* WHAT IS REQUIRED
Write out the records beneath this line exactly as they appear, minus any images.

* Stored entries
---+---
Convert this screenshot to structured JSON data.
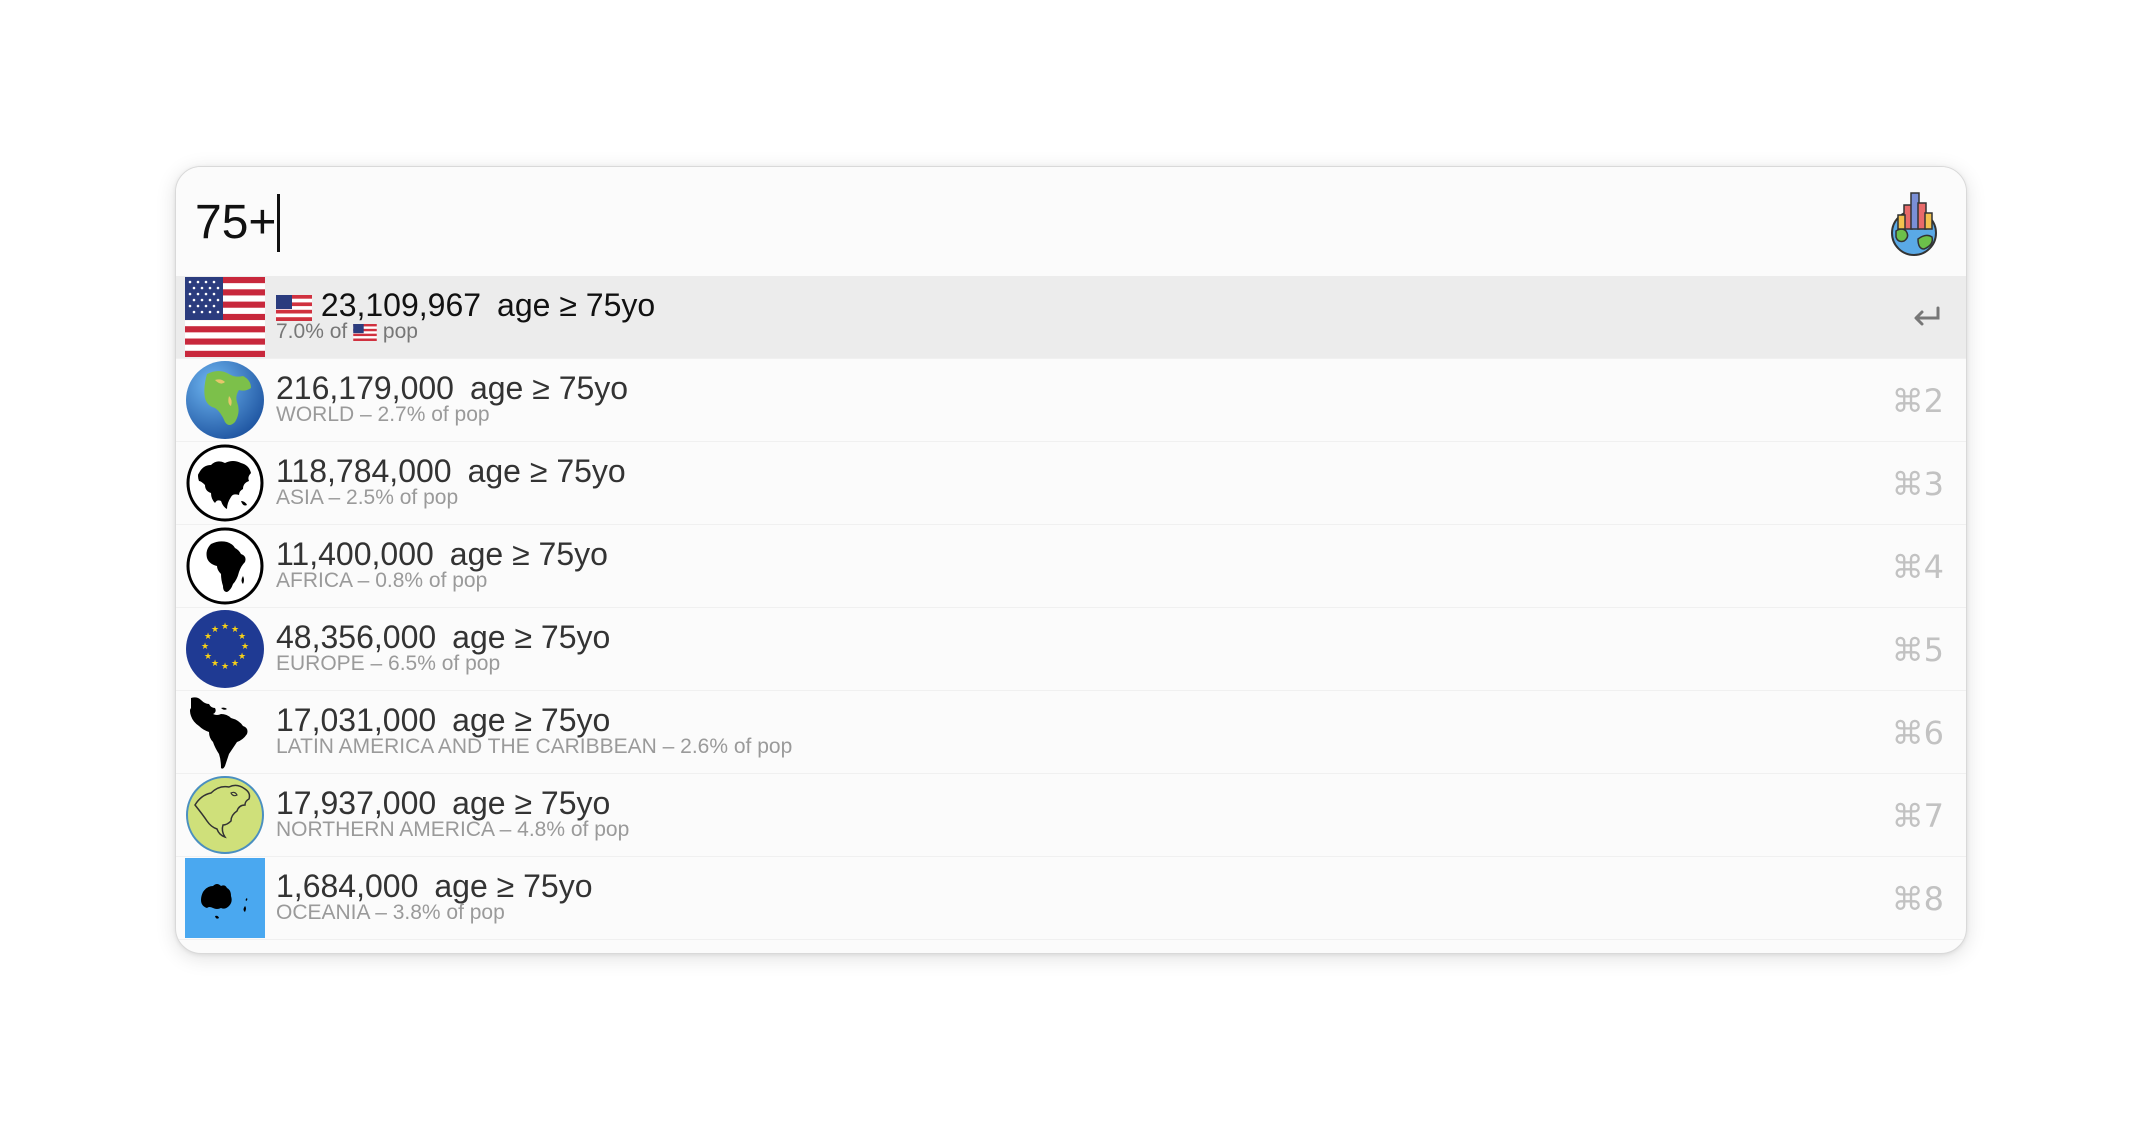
{
  "search": {
    "query": "75+"
  },
  "results": [
    {
      "value": "23,109,967",
      "label": "age ≥ 75yo",
      "sub_prefix": "7.0% of",
      "sub_suffix": "pop",
      "shortcut": "",
      "icon": "us-flag-icon"
    },
    {
      "value": "216,179,000",
      "label": "age ≥ 75yo",
      "sub": "WORLD – 2.7% of pop",
      "shortcut": "⌘2",
      "icon": "globe-icon"
    },
    {
      "value": "118,784,000",
      "label": "age ≥ 75yo",
      "sub": "ASIA – 2.5% of pop",
      "shortcut": "⌘3",
      "icon": "asia-map-icon"
    },
    {
      "value": "11,400,000",
      "label": "age ≥ 75yo",
      "sub": "AFRICA – 0.8% of pop",
      "shortcut": "⌘4",
      "icon": "africa-map-icon"
    },
    {
      "value": "48,356,000",
      "label": "age ≥ 75yo",
      "sub": "EUROPE – 6.5% of pop",
      "shortcut": "⌘5",
      "icon": "eu-flag-icon"
    },
    {
      "value": "17,031,000",
      "label": "age ≥ 75yo",
      "sub": "LATIN AMERICA AND THE CARIBBEAN – 2.6% of pop",
      "shortcut": "⌘6",
      "icon": "latin-america-map-icon"
    },
    {
      "value": "17,937,000",
      "label": "age ≥ 75yo",
      "sub": "NORTHERN AMERICA – 4.8% of pop",
      "shortcut": "⌘7",
      "icon": "north-america-map-icon"
    },
    {
      "value": "1,684,000",
      "label": "age ≥ 75yo",
      "sub": "OCEANIA – 3.8% of pop",
      "shortcut": "⌘8",
      "icon": "oceania-map-icon"
    }
  ],
  "colors": {
    "selected_row": "#ececec",
    "subtext": "#9a9a9a",
    "shortcut": "#c2c2c2",
    "eu_blue": "#1f3a93",
    "oceania_blue": "#4aa8f0"
  }
}
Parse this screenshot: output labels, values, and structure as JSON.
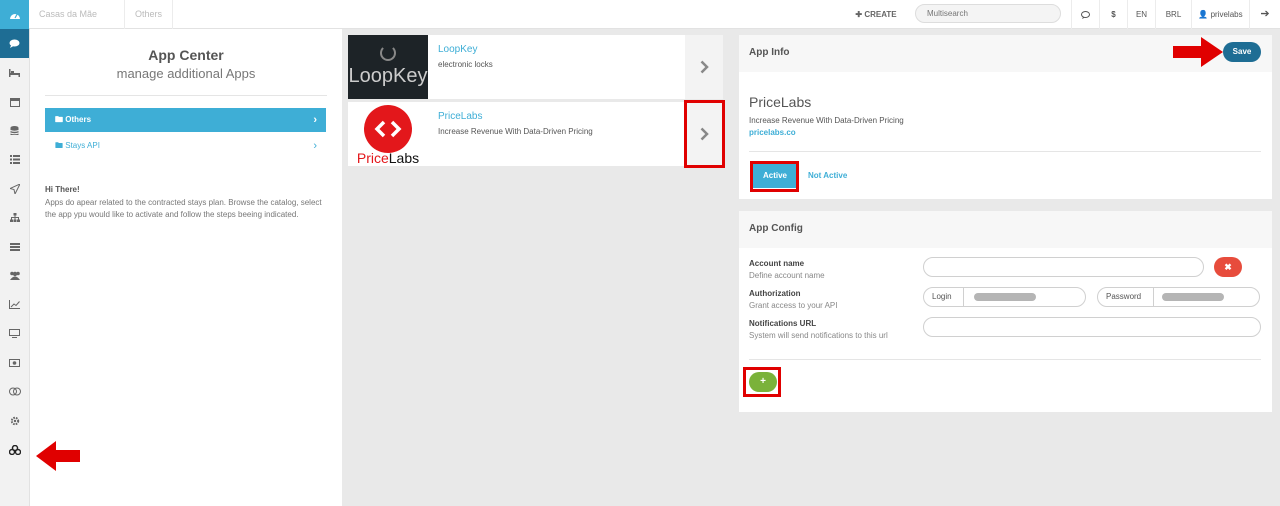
{
  "topbar": {
    "breadcrumb_property": "Casas da Mãe Joana",
    "breadcrumb_section": "Others",
    "create_label": "CREATE",
    "search_placeholder": "Multisearch",
    "currency_symbol": "$",
    "language": "EN",
    "currency": "BRL",
    "user": "privelabs"
  },
  "sidebar_icons": [
    "dashboard-icon",
    "chat-icon",
    "bed-icon",
    "calendar-icon",
    "database-icon",
    "list-icon",
    "send-icon",
    "sitemap-icon",
    "rows-icon",
    "users-icon",
    "chart-line-icon",
    "monitor-icon",
    "money-icon",
    "rings-icon",
    "gear-icon",
    "apps-icon"
  ],
  "app_center": {
    "title": "App Center",
    "subtitle": "manage additional Apps",
    "categories": [
      {
        "label": "Others"
      },
      {
        "label": "Stays API"
      }
    ],
    "greeting": "Hi There!",
    "description": "Apps do apear related to the contracted stays plan. Browse the catalog, select the app ypu would like to activate and follow the steps beeing indicated."
  },
  "apps": [
    {
      "name": "LoopKey",
      "description": "electronic locks",
      "logo_text": "LoopKey"
    },
    {
      "name": "PriceLabs",
      "description": "Increase Revenue With Data-Driven Pricing",
      "logo_text_a": "Price",
      "logo_text_b": "Labs"
    }
  ],
  "app_info": {
    "title": "App Info",
    "save_label": "Save",
    "name": "PriceLabs",
    "description": "Increase Revenue With Data-Driven Pricing",
    "link": "pricelabs.co",
    "active_label": "Active",
    "not_active_label": "Not Active"
  },
  "app_config": {
    "title": "App Config",
    "account_label": "Account name",
    "account_hint": "Define account name",
    "auth_label": "Authorization",
    "auth_hint": "Grant access to your API",
    "login_label": "Login",
    "password_label": "Password",
    "notif_label": "Notifications URL",
    "notif_hint": "System will send notifications to this url",
    "remove_symbol": "✖",
    "add_symbol": "+"
  },
  "colors": {
    "accent": "#3eaed6",
    "primary_dark": "#1e6d94",
    "danger": "#e74c3c",
    "success": "#7ab23a",
    "highlight": "#e00000"
  }
}
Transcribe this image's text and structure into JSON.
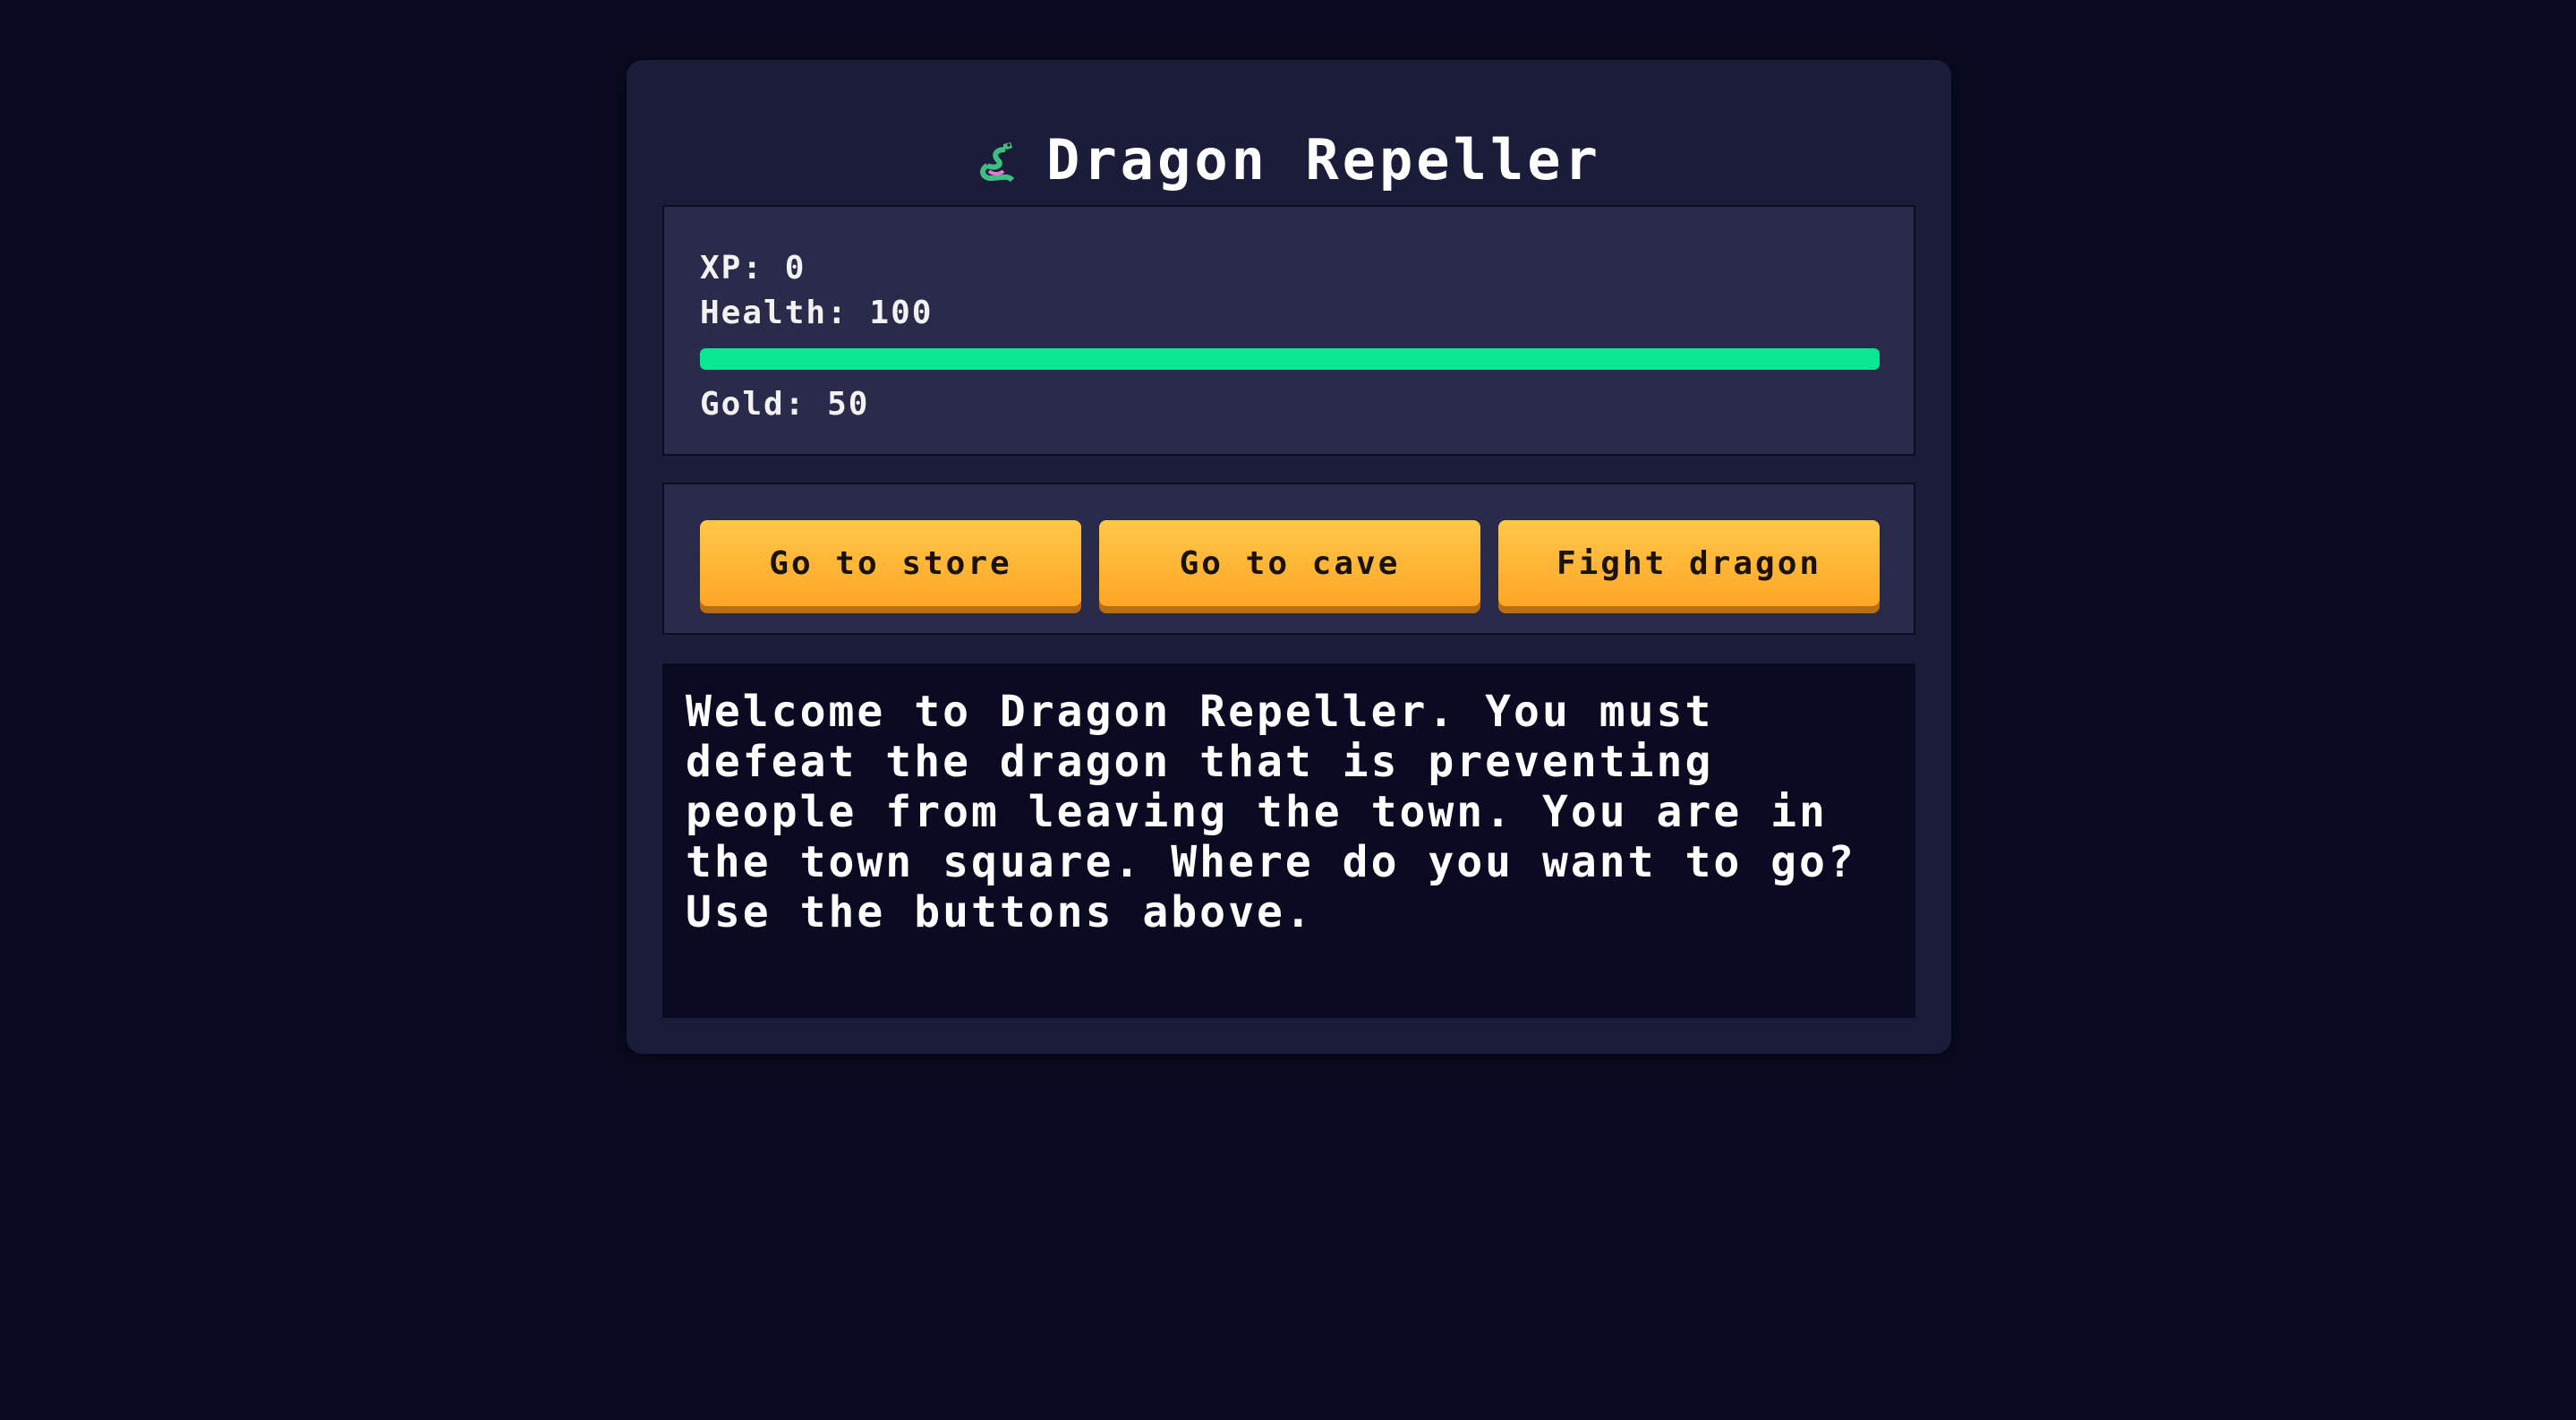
{
  "game": {
    "title": "Dragon Repeller",
    "title_icon": "dragon-icon"
  },
  "stats": {
    "xp_label": "XP:",
    "xp_value": "0",
    "health_label": "Health:",
    "health_value": "100",
    "health_fraction": 1.0,
    "gold_label": "Gold:",
    "gold_value": "50"
  },
  "controls": {
    "button1": "Go to store",
    "button2": "Go to cave",
    "button3": "Fight dragon"
  },
  "text": "Welcome to Dragon Repeller. You must defeat the dragon that is preventing people from leaving the town. You are in the town square. Where do you want to go? Use the buttons above.",
  "colors": {
    "background": "#0a0b22",
    "panel": "#1b1c3a",
    "health": "#08e892",
    "button": "#ffb234"
  }
}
---+---
* FULL ANSWER
Convert this screenshot to structured JSON data.
{
  "search": {
    "query": "75+"
  },
  "results": [
    {
      "value": "23,109,967",
      "label": "age ≥ 75yo",
      "sub_prefix": "7.0% of",
      "sub_suffix": "pop",
      "shortcut": "",
      "icon": "us-flag-icon"
    },
    {
      "value": "216,179,000",
      "label": "age ≥ 75yo",
      "sub": "WORLD – 2.7% of pop",
      "shortcut": "⌘2",
      "icon": "globe-icon"
    },
    {
      "value": "118,784,000",
      "label": "age ≥ 75yo",
      "sub": "ASIA – 2.5% of pop",
      "shortcut": "⌘3",
      "icon": "asia-map-icon"
    },
    {
      "value": "11,400,000",
      "label": "age ≥ 75yo",
      "sub": "AFRICA – 0.8% of pop",
      "shortcut": "⌘4",
      "icon": "africa-map-icon"
    },
    {
      "value": "48,356,000",
      "label": "age ≥ 75yo",
      "sub": "EUROPE – 6.5% of pop",
      "shortcut": "⌘5",
      "icon": "eu-flag-icon"
    },
    {
      "value": "17,031,000",
      "label": "age ≥ 75yo",
      "sub": "LATIN AMERICA AND THE CARIBBEAN – 2.6% of pop",
      "shortcut": "⌘6",
      "icon": "latin-america-map-icon"
    },
    {
      "value": "17,937,000",
      "label": "age ≥ 75yo",
      "sub": "NORTHERN AMERICA – 4.8% of pop",
      "shortcut": "⌘7",
      "icon": "north-america-map-icon"
    },
    {
      "value": "1,684,000",
      "label": "age ≥ 75yo",
      "sub": "OCEANIA – 3.8% of pop",
      "shortcut": "⌘8",
      "icon": "oceania-map-icon"
    }
  ],
  "colors": {
    "selected_row": "#ececec",
    "subtext": "#9a9a9a",
    "shortcut": "#c2c2c2",
    "eu_blue": "#1f3a93",
    "oceania_blue": "#4aa8f0"
  }
}
Parse this screenshot: output labels, values, and structure as JSON.
{
  "topbar": {
    "breadcrumb_property": "Casas da Mãe Joana",
    "breadcrumb_section": "Others",
    "create_label": "CREATE",
    "search_placeholder": "Multisearch",
    "currency_symbol": "$",
    "language": "EN",
    "currency": "BRL",
    "user": "privelabs"
  },
  "sidebar_icons": [
    "dashboard-icon",
    "chat-icon",
    "bed-icon",
    "calendar-icon",
    "database-icon",
    "list-icon",
    "send-icon",
    "sitemap-icon",
    "rows-icon",
    "users-icon",
    "chart-line-icon",
    "monitor-icon",
    "money-icon",
    "rings-icon",
    "gear-icon",
    "apps-icon"
  ],
  "app_center": {
    "title": "App Center",
    "subtitle": "manage additional Apps",
    "categories": [
      {
        "label": "Others"
      },
      {
        "label": "Stays API"
      }
    ],
    "greeting": "Hi There!",
    "description": "Apps do apear related to the contracted stays plan. Browse the catalog, select the app ypu would like to activate and follow the steps beeing indicated."
  },
  "apps": [
    {
      "name": "LoopKey",
      "description": "electronic locks",
      "logo_text": "LoopKey"
    },
    {
      "name": "PriceLabs",
      "description": "Increase Revenue With Data-Driven Pricing",
      "logo_text_a": "Price",
      "logo_text_b": "Labs"
    }
  ],
  "app_info": {
    "title": "App Info",
    "save_label": "Save",
    "name": "PriceLabs",
    "description": "Increase Revenue With Data-Driven Pricing",
    "link": "pricelabs.co",
    "active_label": "Active",
    "not_active_label": "Not Active"
  },
  "app_config": {
    "title": "App Config",
    "account_label": "Account name",
    "account_hint": "Define account name",
    "auth_label": "Authorization",
    "auth_hint": "Grant access to your API",
    "login_label": "Login",
    "password_label": "Password",
    "notif_label": "Notifications URL",
    "notif_hint": "System will send notifications to this url",
    "remove_symbol": "✖",
    "add_symbol": "+"
  },
  "colors": {
    "accent": "#3eaed6",
    "primary_dark": "#1e6d94",
    "danger": "#e74c3c",
    "success": "#7ab23a",
    "highlight": "#e00000"
  }
}
Transcribe this image's text and structure into JSON.
{
  "game": {
    "title": "Dragon Repeller",
    "title_icon": "dragon-icon"
  },
  "stats": {
    "xp_label": "XP:",
    "xp_value": "0",
    "health_label": "Health:",
    "health_value": "100",
    "health_fraction": 1.0,
    "gold_label": "Gold:",
    "gold_value": "50"
  },
  "controls": {
    "button1": "Go to store",
    "button2": "Go to cave",
    "button3": "Fight dragon"
  },
  "text": "Welcome to Dragon Repeller. You must defeat the dragon that is preventing people from leaving the town. You are in the town square. Where do you want to go? Use the buttons above.",
  "colors": {
    "background": "#0a0b22",
    "panel": "#1b1c3a",
    "health": "#08e892",
    "button": "#ffb234"
  }
}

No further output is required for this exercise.